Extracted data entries
..........

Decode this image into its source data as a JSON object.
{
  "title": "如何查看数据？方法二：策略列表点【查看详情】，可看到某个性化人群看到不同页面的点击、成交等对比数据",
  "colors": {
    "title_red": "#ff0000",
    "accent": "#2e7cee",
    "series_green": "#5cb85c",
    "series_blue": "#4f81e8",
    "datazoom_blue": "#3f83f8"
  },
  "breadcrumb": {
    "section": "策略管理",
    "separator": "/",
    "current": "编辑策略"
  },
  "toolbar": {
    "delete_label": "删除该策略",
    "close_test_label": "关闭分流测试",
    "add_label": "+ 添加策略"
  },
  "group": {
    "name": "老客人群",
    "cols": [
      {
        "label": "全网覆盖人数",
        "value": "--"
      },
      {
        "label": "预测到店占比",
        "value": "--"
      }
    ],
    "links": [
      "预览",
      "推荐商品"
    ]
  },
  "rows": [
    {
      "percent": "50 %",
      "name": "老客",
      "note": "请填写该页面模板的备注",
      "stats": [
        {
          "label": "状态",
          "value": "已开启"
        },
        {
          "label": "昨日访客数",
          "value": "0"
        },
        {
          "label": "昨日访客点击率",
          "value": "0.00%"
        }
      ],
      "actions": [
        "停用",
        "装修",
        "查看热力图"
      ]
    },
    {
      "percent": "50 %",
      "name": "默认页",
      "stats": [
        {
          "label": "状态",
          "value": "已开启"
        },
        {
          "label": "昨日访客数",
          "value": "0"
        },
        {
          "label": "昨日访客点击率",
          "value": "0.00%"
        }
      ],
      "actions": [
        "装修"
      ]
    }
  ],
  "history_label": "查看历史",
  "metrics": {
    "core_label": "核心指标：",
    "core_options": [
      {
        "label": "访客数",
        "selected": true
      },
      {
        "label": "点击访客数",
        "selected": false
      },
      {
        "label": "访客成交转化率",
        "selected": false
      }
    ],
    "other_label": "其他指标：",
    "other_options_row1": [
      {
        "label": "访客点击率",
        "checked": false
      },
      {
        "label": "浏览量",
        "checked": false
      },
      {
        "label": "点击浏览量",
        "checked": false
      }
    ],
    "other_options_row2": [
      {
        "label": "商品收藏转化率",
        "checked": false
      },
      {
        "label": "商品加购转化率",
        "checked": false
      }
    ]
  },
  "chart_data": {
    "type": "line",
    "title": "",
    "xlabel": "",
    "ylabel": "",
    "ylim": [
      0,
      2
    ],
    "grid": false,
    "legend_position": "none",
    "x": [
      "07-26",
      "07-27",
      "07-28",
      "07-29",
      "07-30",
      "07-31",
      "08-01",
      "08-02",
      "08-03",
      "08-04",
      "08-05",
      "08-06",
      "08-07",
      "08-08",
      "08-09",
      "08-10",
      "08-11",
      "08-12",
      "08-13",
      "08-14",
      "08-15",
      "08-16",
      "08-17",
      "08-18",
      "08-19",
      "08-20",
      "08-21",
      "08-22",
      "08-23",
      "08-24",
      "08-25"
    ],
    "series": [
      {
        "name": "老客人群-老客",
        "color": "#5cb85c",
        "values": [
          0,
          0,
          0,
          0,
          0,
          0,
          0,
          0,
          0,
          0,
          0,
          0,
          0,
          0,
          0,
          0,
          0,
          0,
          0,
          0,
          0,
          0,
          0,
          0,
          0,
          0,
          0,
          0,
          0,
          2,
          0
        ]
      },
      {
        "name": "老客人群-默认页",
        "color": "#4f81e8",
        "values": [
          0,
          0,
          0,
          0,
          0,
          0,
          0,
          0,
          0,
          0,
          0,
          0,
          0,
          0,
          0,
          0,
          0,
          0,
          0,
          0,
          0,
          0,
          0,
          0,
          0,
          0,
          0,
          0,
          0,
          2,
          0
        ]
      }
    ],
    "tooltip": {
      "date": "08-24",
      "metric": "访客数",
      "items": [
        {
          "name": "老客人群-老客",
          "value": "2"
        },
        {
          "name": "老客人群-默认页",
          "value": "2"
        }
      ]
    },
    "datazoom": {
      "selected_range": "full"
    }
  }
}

..........

Set down all of the data above, word for word.

Decode this image into its source data as a JSON object.
{
  "title": "如何查看数据？方法二：策略列表点【查看详情】，可看到某个性化人群看到不同页面的点击、成交等对比数据",
  "colors": {
    "title_red": "#ff0000",
    "accent": "#2e7cee",
    "series_green": "#5cb85c",
    "series_blue": "#4f81e8",
    "datazoom_blue": "#3f83f8"
  },
  "breadcrumb": {
    "section": "策略管理",
    "separator": "/",
    "current": "编辑策略"
  },
  "toolbar": {
    "delete_label": "删除该策略",
    "close_test_label": "关闭分流测试",
    "add_label": "+ 添加策略"
  },
  "group": {
    "name": "老客人群",
    "cols": [
      {
        "label": "全网覆盖人数",
        "value": "--"
      },
      {
        "label": "预测到店占比",
        "value": "--"
      }
    ],
    "links": [
      "预览",
      "推荐商品"
    ]
  },
  "rows": [
    {
      "percent": "50 %",
      "name": "老客",
      "note": "请填写该页面模板的备注",
      "stats": [
        {
          "label": "状态",
          "value": "已开启"
        },
        {
          "label": "昨日访客数",
          "value": "0"
        },
        {
          "label": "昨日访客点击率",
          "value": "0.00%"
        }
      ],
      "actions": [
        "停用",
        "装修",
        "查看热力图"
      ]
    },
    {
      "percent": "50 %",
      "name": "默认页",
      "stats": [
        {
          "label": "状态",
          "value": "已开启"
        },
        {
          "label": "昨日访客数",
          "value": "0"
        },
        {
          "label": "昨日访客点击率",
          "value": "0.00%"
        }
      ],
      "actions": [
        "装修"
      ]
    }
  ],
  "history_label": "查看历史",
  "metrics": {
    "core_label": "核心指标：",
    "core_options": [
      {
        "label": "访客数",
        "selected": true
      },
      {
        "label": "点击访客数",
        "selected": false
      },
      {
        "label": "访客成交转化率",
        "selected": false
      }
    ],
    "other_label": "其他指标：",
    "other_options_row1": [
      {
        "label": "访客点击率",
        "checked": false
      },
      {
        "label": "浏览量",
        "checked": false
      },
      {
        "label": "点击浏览量",
        "checked": false
      }
    ],
    "other_options_row2": [
      {
        "label": "商品收藏转化率",
        "checked": false
      },
      {
        "label": "商品加购转化率",
        "checked": false
      }
    ]
  },
  "chart_data": {
    "type": "line",
    "title": "",
    "xlabel": "",
    "ylabel": "",
    "ylim": [
      0,
      2
    ],
    "grid": false,
    "legend_position": "none",
    "x": [
      "07-26",
      "07-27",
      "07-28",
      "07-29",
      "07-30",
      "07-31",
      "08-01",
      "08-02",
      "08-03",
      "08-04",
      "08-05",
      "08-06",
      "08-07",
      "08-08",
      "08-09",
      "08-10",
      "08-11",
      "08-12",
      "08-13",
      "08-14",
      "08-15",
      "08-16",
      "08-17",
      "08-18",
      "08-19",
      "08-20",
      "08-21",
      "08-22",
      "08-23",
      "08-24",
      "08-25"
    ],
    "series": [
      {
        "name": "老客人群-老客",
        "color": "#5cb85c",
        "values": [
          0,
          0,
          0,
          0,
          0,
          0,
          0,
          0,
          0,
          0,
          0,
          0,
          0,
          0,
          0,
          0,
          0,
          0,
          0,
          0,
          0,
          0,
          0,
          0,
          0,
          0,
          0,
          0,
          0,
          2,
          0
        ]
      },
      {
        "name": "老客人群-默认页",
        "color": "#4f81e8",
        "values": [
          0,
          0,
          0,
          0,
          0,
          0,
          0,
          0,
          0,
          0,
          0,
          0,
          0,
          0,
          0,
          0,
          0,
          0,
          0,
          0,
          0,
          0,
          0,
          0,
          0,
          0,
          0,
          0,
          0,
          2,
          0
        ]
      }
    ],
    "tooltip": {
      "date": "08-24",
      "metric": "访客数",
      "items": [
        {
          "name": "老客人群-老客",
          "value": "2"
        },
        {
          "name": "老客人群-默认页",
          "value": "2"
        }
      ]
    },
    "datazoom": {
      "selected_range": "full"
    }
  }
}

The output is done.